- **RECORDS FOR THIS TASK**

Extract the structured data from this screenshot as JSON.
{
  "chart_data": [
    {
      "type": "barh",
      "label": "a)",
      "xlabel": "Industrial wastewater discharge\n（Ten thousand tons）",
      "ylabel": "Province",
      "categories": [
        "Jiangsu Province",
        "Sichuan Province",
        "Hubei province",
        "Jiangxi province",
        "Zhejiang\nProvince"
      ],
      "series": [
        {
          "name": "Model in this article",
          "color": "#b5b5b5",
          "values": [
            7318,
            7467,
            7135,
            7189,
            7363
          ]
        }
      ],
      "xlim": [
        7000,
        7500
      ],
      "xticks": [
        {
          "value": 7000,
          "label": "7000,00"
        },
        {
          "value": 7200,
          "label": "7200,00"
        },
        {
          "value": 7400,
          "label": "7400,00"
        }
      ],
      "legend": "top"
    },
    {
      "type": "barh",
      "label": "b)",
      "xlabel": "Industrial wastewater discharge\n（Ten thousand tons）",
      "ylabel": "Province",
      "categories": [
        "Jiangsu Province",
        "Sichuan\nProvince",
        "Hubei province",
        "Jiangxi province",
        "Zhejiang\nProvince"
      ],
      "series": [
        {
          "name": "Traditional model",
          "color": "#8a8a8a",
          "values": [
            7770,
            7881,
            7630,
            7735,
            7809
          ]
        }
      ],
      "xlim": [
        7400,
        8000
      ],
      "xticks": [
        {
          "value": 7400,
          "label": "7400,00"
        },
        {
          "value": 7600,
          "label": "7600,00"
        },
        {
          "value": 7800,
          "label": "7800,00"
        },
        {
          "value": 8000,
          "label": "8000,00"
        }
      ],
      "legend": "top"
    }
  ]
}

- **OBJECTIVE**
Reproduce the data, keeping every line exactly the same.

- **THE RESULT**
Extract the structured data from this screenshot as JSON.
{
  "chart_data": [
    {
      "type": "barh",
      "label": "a)",
      "xlabel": "Industrial wastewater discharge\n（Ten thousand tons）",
      "ylabel": "Province",
      "categories": [
        "Jiangsu Province",
        "Sichuan Province",
        "Hubei province",
        "Jiangxi province",
        "Zhejiang\nProvince"
      ],
      "series": [
        {
          "name": "Model in this article",
          "color": "#b5b5b5",
          "values": [
            7318,
            7467,
            7135,
            7189,
            7363
          ]
        }
      ],
      "xlim": [
        7000,
        7500
      ],
      "xticks": [
        {
          "value": 7000,
          "label": "7000,00"
        },
        {
          "value": 7200,
          "label": "7200,00"
        },
        {
          "value": 7400,
          "label": "7400,00"
        }
      ],
      "legend": "top"
    },
    {
      "type": "barh",
      "label": "b)",
      "xlabel": "Industrial wastewater discharge\n（Ten thousand tons）",
      "ylabel": "Province",
      "categories": [
        "Jiangsu Province",
        "Sichuan\nProvince",
        "Hubei province",
        "Jiangxi province",
        "Zhejiang\nProvince"
      ],
      "series": [
        {
          "name": "Traditional model",
          "color": "#8a8a8a",
          "values": [
            7770,
            7881,
            7630,
            7735,
            7809
          ]
        }
      ],
      "xlim": [
        7400,
        8000
      ],
      "xticks": [
        {
          "value": 7400,
          "label": "7400,00"
        },
        {
          "value": 7600,
          "label": "7600,00"
        },
        {
          "value": 7800,
          "label": "7800,00"
        },
        {
          "value": 8000,
          "label": "8000,00"
        }
      ],
      "legend": "top"
    }
  ]
}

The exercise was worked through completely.